------ Listed records
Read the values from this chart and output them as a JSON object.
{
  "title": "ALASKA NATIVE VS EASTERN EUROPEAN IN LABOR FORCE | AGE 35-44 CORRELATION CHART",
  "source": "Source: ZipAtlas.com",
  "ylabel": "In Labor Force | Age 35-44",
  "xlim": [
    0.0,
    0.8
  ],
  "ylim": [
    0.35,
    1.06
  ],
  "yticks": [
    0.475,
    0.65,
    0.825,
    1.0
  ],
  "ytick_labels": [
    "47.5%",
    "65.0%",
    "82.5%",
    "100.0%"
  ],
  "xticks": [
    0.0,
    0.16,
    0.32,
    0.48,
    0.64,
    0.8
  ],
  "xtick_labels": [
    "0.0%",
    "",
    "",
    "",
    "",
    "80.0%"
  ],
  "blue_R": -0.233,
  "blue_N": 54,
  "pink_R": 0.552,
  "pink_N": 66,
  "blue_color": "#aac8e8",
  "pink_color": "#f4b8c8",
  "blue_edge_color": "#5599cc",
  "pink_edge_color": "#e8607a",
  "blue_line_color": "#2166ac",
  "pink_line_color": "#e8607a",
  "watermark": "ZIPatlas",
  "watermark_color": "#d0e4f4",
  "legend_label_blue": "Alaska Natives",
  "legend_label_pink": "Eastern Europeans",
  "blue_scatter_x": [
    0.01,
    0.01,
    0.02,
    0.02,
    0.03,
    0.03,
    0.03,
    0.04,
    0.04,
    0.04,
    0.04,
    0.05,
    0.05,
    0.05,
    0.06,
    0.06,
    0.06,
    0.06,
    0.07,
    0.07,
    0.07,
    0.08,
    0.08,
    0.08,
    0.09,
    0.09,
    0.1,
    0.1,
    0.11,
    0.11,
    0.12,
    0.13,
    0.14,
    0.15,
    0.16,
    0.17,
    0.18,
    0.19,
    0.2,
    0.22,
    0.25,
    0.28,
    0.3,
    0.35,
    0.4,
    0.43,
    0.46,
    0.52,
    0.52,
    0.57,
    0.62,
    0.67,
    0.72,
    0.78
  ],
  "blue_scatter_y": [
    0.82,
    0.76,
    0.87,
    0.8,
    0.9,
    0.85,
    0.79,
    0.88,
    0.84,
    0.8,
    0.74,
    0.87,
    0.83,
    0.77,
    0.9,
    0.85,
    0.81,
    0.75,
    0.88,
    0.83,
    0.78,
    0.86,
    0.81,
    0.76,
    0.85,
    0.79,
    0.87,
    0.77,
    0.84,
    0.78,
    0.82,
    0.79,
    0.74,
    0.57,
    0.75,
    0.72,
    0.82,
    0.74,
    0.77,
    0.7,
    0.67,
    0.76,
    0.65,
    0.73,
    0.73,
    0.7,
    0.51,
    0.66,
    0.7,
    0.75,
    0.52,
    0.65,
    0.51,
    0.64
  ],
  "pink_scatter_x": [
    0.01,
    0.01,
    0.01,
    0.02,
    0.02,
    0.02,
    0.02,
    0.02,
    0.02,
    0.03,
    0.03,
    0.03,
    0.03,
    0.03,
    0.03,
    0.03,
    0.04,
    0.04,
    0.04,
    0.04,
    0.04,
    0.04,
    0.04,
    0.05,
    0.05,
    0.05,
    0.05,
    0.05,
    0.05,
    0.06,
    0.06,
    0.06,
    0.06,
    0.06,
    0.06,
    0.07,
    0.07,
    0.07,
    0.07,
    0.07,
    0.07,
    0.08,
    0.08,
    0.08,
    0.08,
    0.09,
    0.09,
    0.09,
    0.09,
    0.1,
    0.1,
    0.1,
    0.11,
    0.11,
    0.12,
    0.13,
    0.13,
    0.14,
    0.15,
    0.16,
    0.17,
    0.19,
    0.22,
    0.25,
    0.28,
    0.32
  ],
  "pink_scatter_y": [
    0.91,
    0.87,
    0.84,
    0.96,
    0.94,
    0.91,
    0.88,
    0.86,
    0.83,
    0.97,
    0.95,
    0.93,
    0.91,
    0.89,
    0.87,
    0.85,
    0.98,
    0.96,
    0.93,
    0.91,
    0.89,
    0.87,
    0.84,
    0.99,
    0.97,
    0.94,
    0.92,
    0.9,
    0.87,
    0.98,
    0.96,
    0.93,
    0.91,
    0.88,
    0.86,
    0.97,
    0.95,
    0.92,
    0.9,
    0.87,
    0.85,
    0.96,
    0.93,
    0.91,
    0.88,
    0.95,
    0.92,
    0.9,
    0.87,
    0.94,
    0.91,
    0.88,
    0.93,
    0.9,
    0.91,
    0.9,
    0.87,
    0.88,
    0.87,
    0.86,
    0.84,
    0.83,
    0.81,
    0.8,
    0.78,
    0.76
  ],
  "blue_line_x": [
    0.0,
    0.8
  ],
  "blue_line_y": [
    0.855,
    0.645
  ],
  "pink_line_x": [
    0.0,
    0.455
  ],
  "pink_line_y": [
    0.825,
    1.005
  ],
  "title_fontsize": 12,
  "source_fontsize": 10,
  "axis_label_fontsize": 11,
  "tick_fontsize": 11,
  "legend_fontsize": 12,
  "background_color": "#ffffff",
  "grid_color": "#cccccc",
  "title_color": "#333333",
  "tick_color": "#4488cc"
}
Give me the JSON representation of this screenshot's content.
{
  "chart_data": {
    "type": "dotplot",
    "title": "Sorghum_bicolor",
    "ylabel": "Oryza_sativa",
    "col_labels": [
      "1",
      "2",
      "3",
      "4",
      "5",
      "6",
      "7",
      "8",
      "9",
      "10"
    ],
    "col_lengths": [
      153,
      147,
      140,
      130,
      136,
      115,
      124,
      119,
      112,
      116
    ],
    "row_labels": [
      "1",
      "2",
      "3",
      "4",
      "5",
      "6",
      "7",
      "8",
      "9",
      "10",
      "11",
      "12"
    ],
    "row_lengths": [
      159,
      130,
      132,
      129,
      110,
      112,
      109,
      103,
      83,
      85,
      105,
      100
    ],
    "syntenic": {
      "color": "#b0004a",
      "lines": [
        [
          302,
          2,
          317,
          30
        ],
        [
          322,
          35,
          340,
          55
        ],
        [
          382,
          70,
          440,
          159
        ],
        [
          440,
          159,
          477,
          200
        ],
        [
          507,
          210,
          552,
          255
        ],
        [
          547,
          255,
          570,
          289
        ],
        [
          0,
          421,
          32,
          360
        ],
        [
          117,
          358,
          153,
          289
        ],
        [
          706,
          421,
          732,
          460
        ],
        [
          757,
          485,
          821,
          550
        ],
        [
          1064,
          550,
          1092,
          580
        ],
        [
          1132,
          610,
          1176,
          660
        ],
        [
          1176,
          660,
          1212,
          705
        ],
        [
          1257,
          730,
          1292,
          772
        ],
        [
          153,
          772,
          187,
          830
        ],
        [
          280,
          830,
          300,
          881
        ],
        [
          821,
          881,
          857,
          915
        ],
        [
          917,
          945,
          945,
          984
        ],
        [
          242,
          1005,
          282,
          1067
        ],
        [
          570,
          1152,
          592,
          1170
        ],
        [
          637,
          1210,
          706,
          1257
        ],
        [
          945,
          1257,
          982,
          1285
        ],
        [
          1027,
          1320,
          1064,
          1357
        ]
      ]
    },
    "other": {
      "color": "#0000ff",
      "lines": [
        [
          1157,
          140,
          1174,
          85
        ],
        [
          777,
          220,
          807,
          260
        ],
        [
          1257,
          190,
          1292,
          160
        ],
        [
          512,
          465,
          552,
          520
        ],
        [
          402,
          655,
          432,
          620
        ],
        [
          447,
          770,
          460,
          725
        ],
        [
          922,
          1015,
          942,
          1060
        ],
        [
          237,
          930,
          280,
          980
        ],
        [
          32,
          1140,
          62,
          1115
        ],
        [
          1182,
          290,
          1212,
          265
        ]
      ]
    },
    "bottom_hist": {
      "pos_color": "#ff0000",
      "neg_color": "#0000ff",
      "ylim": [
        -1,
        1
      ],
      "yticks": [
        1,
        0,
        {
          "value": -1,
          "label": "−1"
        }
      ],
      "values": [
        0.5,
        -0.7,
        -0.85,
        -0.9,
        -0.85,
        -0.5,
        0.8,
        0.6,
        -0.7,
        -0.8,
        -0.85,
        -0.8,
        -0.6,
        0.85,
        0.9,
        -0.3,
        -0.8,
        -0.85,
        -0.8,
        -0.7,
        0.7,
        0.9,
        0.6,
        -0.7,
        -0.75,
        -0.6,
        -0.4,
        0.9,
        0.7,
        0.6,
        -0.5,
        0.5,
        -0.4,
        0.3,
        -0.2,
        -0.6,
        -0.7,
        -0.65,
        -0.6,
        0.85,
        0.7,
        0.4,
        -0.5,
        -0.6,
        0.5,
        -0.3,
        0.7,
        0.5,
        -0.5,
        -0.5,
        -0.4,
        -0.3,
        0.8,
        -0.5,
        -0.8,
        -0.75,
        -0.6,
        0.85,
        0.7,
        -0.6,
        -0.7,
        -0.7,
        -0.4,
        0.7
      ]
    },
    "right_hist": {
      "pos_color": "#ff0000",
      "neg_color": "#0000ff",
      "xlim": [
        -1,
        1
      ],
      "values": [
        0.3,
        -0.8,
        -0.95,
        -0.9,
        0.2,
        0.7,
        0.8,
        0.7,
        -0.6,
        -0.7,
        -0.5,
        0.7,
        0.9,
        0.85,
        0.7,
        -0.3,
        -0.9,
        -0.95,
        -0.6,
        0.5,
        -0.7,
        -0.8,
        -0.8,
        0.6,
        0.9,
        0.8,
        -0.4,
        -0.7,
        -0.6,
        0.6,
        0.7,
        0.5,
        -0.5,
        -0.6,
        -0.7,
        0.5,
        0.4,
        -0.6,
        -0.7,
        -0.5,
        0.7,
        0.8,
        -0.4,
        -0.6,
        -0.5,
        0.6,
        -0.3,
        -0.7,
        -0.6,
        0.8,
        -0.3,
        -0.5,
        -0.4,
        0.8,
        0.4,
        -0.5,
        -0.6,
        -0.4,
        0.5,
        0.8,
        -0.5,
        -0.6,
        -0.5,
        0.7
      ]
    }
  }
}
------------
_What the task asks_
Among the lines of the data above, count those holding "ylabel" and state only the number.

_Answer in full_
2